▶ [EXERCISE DETAILS]
Copy every line from the one containing "OCR this image." through the last line of the records below, both included, and nothing else.
○ ○ ○
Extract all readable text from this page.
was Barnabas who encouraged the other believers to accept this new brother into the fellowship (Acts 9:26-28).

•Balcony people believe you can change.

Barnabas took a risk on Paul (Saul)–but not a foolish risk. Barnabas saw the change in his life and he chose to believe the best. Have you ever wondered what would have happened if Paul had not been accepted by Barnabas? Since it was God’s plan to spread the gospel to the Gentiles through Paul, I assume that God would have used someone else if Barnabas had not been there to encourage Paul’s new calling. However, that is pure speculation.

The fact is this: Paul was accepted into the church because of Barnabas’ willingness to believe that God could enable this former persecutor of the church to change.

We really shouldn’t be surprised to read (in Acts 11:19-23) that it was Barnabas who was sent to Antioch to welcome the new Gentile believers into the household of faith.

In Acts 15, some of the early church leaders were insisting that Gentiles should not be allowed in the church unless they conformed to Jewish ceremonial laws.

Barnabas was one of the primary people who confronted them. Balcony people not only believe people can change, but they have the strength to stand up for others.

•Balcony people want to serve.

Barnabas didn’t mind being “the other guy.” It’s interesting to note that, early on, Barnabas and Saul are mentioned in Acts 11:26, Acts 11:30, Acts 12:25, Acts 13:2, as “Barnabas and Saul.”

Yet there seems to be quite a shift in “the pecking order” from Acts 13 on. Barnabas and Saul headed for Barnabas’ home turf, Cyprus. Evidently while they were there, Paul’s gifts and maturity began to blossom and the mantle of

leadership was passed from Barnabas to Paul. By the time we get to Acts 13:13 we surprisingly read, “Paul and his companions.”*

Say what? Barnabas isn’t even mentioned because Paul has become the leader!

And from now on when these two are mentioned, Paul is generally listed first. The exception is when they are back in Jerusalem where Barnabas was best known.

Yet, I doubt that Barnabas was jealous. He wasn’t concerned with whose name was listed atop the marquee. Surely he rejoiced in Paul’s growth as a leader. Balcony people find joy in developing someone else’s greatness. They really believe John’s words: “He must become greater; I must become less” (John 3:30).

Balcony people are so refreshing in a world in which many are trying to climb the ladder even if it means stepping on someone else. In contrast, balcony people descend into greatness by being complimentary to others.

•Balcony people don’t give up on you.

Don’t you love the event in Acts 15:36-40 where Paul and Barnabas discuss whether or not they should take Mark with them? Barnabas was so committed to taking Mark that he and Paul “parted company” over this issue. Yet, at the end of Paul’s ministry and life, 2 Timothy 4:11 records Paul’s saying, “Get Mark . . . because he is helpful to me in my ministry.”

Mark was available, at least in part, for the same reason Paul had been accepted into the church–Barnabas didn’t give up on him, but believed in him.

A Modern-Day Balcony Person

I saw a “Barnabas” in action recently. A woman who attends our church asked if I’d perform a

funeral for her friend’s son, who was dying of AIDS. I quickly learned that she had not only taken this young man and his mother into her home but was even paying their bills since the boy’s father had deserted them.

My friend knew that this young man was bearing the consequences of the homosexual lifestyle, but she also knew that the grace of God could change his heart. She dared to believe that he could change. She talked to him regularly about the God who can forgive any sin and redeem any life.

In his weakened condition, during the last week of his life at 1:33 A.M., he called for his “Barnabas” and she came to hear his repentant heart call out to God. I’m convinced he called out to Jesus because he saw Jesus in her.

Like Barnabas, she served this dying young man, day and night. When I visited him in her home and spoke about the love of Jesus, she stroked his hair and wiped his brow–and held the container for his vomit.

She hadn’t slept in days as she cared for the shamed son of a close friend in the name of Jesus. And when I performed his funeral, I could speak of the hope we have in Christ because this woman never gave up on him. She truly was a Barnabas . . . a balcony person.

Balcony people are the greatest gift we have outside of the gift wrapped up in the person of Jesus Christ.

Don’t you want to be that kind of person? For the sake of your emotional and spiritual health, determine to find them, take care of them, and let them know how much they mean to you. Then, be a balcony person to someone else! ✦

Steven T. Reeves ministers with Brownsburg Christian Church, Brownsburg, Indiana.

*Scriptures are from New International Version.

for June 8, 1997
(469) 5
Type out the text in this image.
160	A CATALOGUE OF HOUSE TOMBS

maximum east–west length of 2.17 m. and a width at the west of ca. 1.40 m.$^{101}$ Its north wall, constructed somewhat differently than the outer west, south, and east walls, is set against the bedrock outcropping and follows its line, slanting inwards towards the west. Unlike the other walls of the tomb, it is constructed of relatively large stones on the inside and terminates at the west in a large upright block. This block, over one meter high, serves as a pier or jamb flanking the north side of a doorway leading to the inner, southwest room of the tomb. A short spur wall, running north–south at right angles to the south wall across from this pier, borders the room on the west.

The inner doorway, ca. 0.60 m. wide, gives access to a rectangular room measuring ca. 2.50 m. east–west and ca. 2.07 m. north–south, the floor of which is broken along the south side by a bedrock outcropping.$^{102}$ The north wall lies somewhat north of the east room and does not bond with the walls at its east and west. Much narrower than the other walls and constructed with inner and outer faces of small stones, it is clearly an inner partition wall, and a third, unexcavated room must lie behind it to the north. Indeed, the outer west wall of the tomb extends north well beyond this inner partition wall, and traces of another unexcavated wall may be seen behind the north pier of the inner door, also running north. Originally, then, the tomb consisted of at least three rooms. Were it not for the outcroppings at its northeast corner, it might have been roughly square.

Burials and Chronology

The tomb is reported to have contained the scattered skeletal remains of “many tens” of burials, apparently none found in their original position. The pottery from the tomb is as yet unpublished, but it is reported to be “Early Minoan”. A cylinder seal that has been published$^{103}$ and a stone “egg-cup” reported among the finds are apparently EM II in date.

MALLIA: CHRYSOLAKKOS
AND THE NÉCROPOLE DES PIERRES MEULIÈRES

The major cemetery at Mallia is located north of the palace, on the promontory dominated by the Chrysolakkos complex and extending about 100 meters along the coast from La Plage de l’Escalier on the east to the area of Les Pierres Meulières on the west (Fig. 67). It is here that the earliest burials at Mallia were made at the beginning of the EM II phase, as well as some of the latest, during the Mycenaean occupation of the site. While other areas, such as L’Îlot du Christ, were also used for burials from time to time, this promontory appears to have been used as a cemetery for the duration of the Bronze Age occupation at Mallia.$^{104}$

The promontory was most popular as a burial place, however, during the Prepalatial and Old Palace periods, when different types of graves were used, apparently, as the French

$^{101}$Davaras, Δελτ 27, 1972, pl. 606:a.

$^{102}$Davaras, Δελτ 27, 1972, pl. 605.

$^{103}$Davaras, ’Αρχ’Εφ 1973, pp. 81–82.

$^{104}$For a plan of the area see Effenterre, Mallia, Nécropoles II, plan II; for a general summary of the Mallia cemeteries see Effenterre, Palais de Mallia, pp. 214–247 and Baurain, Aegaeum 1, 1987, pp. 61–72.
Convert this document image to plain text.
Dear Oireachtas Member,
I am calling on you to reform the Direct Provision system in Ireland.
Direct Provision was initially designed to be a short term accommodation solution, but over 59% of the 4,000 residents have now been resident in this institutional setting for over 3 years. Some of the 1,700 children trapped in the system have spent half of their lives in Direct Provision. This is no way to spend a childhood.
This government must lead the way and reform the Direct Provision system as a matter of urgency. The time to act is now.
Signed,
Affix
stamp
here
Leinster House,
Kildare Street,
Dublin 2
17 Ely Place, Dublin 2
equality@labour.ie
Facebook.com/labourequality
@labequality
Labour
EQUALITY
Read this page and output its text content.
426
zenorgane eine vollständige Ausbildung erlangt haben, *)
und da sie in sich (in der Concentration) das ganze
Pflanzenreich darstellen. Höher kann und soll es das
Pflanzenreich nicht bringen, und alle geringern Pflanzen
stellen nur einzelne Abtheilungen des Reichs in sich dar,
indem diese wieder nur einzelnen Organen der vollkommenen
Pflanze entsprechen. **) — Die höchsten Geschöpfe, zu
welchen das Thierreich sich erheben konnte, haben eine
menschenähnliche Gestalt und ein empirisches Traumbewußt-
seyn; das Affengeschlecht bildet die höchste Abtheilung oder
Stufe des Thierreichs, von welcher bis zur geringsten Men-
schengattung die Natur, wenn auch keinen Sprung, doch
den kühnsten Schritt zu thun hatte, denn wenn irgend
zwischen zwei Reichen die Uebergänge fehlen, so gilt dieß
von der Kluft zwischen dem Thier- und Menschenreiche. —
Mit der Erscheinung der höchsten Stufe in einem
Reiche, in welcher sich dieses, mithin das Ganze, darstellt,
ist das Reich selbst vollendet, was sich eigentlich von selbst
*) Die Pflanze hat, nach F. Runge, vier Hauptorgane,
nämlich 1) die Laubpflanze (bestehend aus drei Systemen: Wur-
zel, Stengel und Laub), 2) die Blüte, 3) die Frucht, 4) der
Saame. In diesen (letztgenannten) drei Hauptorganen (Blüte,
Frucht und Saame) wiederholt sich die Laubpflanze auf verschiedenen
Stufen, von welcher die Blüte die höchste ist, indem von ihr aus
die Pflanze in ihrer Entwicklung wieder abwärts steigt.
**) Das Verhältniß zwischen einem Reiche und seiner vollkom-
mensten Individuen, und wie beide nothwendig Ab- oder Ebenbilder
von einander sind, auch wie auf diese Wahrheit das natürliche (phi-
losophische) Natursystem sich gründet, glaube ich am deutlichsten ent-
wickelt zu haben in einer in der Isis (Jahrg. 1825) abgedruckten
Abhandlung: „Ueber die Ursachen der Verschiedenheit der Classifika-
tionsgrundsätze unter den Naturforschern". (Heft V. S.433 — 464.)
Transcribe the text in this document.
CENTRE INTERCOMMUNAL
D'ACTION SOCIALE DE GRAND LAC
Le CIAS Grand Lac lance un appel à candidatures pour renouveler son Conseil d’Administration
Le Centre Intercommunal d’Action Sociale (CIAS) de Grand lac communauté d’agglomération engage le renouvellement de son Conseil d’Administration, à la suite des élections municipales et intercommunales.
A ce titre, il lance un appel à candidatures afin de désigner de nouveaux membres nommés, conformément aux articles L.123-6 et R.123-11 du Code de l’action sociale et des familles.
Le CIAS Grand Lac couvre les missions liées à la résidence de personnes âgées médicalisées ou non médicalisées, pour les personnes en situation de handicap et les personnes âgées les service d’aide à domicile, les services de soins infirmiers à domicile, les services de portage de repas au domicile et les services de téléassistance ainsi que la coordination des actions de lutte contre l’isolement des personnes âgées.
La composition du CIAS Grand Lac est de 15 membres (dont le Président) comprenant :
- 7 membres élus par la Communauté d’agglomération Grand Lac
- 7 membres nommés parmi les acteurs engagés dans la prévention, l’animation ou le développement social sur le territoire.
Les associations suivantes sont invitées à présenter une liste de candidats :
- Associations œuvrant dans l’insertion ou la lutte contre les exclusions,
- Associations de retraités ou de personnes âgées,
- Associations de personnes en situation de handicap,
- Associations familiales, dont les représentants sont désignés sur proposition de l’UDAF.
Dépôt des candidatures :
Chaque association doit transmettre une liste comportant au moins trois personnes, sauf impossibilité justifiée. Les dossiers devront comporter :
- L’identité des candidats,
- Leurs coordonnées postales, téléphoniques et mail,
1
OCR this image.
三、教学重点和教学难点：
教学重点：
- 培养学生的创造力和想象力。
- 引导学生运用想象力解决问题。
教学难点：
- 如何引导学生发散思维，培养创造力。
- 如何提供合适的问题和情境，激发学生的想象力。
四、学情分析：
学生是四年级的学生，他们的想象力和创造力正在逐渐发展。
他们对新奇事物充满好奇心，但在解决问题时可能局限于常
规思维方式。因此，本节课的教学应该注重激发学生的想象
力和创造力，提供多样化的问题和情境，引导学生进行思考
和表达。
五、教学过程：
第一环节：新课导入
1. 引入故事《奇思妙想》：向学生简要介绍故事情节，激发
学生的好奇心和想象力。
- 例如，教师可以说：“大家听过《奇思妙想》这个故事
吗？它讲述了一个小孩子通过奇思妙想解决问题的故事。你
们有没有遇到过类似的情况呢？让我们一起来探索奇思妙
○ ○ ○
▶ [OUTPUT FOR THIS TASK]
OCR this image.
三、教学重点和教学难点：
教学重点：
- 培养学生的创造力和想象力。
- 引导学生运用想象力解决问题。
教学难点：
- 如何引导学生发散思维，培养创造力。
- 如何提供合适的问题和情境，激发学生的想象力。
四、学情分析：
学生是四年级的学生，他们的想象力和创造力正在逐渐发展。
他们对新奇事物充满好奇心，但在解决问题时可能局限于常
规思维方式。因此，本节课的教学应该注重激发学生的想象
力和创造力，提供多样化的问题和情境，引导学生进行思考
和表达。
五、教学过程：
第一环节：新课导入
1. 引入故事《奇思妙想》：向学生简要介绍故事情节，激发
学生的好奇心和想象力。
- 例如，教师可以说：“大家听过《奇思妙想》这个故事
吗？它讲述了一个小孩子通过奇思妙想解决问题的故事。你
们有没有遇到过类似的情况呢？让我们一起来探索奇思妙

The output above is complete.